**Given task**
Could you write out the records below exactly as they appear?

[Stored items from a collection]
========

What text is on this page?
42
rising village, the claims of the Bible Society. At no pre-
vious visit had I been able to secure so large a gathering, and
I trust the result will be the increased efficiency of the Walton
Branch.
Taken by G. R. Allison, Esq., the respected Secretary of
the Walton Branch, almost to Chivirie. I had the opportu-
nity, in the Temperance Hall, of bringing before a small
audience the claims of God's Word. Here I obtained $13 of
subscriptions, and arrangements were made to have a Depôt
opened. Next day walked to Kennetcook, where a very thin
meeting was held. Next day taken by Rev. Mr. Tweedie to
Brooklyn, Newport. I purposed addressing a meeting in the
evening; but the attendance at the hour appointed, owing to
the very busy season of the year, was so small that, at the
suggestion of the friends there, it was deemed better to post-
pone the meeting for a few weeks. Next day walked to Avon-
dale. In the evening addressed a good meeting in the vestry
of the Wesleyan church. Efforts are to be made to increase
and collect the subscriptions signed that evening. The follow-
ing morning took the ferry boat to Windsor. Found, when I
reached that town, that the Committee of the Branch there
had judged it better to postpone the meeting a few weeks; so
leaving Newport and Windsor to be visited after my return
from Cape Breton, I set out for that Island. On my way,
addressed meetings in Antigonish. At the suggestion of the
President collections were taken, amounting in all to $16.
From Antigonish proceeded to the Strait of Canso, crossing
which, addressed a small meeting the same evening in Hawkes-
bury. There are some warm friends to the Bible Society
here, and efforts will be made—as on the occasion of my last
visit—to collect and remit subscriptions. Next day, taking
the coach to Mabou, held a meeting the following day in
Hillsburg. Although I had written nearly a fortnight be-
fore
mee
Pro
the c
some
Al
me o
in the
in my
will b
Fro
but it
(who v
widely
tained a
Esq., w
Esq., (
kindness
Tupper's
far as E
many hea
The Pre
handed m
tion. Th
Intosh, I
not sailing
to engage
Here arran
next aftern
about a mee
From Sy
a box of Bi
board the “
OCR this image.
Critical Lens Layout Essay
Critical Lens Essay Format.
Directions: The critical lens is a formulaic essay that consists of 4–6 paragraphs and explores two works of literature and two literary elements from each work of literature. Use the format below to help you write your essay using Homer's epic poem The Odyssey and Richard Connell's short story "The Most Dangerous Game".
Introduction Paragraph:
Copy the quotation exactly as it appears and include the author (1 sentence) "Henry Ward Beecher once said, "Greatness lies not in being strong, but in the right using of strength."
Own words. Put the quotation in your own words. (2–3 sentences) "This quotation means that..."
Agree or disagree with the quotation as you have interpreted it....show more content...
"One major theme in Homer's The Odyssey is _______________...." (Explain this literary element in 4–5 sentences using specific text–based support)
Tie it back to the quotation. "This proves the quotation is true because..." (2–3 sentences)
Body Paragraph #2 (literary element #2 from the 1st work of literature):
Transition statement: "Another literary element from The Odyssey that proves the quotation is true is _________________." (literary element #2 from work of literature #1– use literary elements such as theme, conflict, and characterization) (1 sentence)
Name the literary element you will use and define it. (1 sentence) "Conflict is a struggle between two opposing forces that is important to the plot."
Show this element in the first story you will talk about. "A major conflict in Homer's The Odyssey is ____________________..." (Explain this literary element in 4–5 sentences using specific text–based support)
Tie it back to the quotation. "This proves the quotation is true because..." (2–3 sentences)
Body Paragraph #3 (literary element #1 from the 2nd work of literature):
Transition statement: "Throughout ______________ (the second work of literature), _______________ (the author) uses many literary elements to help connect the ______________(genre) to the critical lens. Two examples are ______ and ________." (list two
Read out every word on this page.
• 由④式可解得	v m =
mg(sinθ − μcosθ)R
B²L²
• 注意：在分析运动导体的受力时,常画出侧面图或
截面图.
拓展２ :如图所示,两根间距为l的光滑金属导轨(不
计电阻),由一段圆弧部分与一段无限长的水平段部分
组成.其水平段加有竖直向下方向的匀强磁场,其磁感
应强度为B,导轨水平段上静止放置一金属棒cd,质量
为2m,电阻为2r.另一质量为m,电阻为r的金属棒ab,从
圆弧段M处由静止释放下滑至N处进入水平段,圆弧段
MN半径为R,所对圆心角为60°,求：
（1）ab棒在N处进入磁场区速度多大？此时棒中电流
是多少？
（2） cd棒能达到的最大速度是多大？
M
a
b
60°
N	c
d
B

========

**Answer for this exercise**
What text is on this page?
42
rising village, the claims of the Bible Society. At no pre-
vious visit had I been able to secure so large a gathering, and
I trust the result will be the increased efficiency of the Walton
Branch.
Taken by G. R. Allison, Esq., the respected Secretary of
the Walton Branch, almost to Chivirie. I had the opportu-
nity, in the Temperance Hall, of bringing before a small
audience the claims of God's Word. Here I obtained $13 of
subscriptions, and arrangements were made to have a Depôt
opened. Next day walked to Kennetcook, where a very thin
meeting was held. Next day taken by Rev. Mr. Tweedie to
Brooklyn, Newport. I purposed addressing a meeting in the
evening; but the attendance at the hour appointed, owing to
the very busy season of the year, was so small that, at the
suggestion of the friends there, it was deemed better to post-
pone the meeting for a few weeks. Next day walked to Avon-
dale. In the evening addressed a good meeting in the vestry
of the Wesleyan church. Efforts are to be made to increase
and collect the subscriptions signed that evening. The follow-
ing morning took the ferry boat to Windsor. Found, when I
reached that town, that the Committee of the Branch there
had judged it better to postpone the meeting a few weeks; so
leaving Newport and Windsor to be visited after my return
from Cape Breton, I set out for that Island. On my way,
addressed meetings in Antigonish. At the suggestion of the
President collections were taken, amounting in all to $16.
From Antigonish proceeded to the Strait of Canso, crossing
which, addressed a small meeting the same evening in Hawkes-
bury. There are some warm friends to the Bible Society
here, and efforts will be made—as on the occasion of my last
visit—to collect and remit subscriptions. Next day, taking
the coach to Mabou, held a meeting the following day in
Hillsburg. Although I had written nearly a fortnight be-
fore
mee
Pro
the c
some
Al
me o
in the
in my
will b
Fro
but it
(who v
widely
tained a
Esq., w
Esq., (
kindness
Tupper's
far as E
many hea
The Pre
handed m
tion. Th
Intosh, I
not sailing
to engage
Here arran
next aftern
about a mee
From Sy
a box of Bi
board the “
OCR this image.
Critical Lens Layout Essay
Critical Lens Essay Format.
Directions: The critical lens is a formulaic essay that consists of 4–6 paragraphs and explores two works of literature and two literary elements from each work of literature. Use the format below to help you write your essay using Homer's epic poem The Odyssey and Richard Connell's short story "The Most Dangerous Game".
Introduction Paragraph:
Copy the quotation exactly as it appears and include the author (1 sentence) "Henry Ward Beecher once said, "Greatness lies not in being strong, but in the right using of strength."
Own words. Put the quotation in your own words. (2–3 sentences) "This quotation means that..."
Agree or disagree with the quotation as you have interpreted it....show more content...
"One major theme in Homer's The Odyssey is _______________...." (Explain this literary element in 4–5 sentences using specific text–based support)
Tie it back to the quotation. "This proves the quotation is true because..." (2–3 sentences)
Body Paragraph #2 (literary element #2 from the 1st work of literature):
Transition statement: "Another literary element from The Odyssey that proves the quotation is true is _________________." (literary element #2 from work of literature #1– use literary elements such as theme, conflict, and characterization) (1 sentence)
Name the literary element you will use and define it. (1 sentence) "Conflict is a struggle between two opposing forces that is important to the plot."
Show this element in the first story you will talk about. "A major conflict in Homer's The Odyssey is ____________________..." (Explain this literary element in 4–5 sentences using specific text–based support)
Tie it back to the quotation. "This proves the quotation is true because..." (2–3 sentences)
Body Paragraph #3 (literary element #1 from the 2nd work of literature):
Transition statement: "Throughout ______________ (the second work of literature), _______________ (the author) uses many literary elements to help connect the ______________(genre) to the critical lens. Two examples are ______ and ________." (list two
Read out every word on this page.
• 由④式可解得	v m =
mg(sinθ − μcosθ)R
B²L²
• 注意：在分析运动导体的受力时,常画出侧面图或
截面图.
拓展２ :如图所示,两根间距为l的光滑金属导轨(不
计电阻),由一段圆弧部分与一段无限长的水平段部分
组成.其水平段加有竖直向下方向的匀强磁场,其磁感
应强度为B,导轨水平段上静止放置一金属棒cd,质量
为2m,电阻为2r.另一质量为m,电阻为r的金属棒ab,从
圆弧段M处由静止释放下滑至N处进入水平段,圆弧段
MN半径为R,所对圆心角为60°,求：
（1）ab棒在N处进入磁场区速度多大？此时棒中电流
是多少？
（2） cd棒能达到的最大速度是多大？
M
a
b
60°
N	c
d
B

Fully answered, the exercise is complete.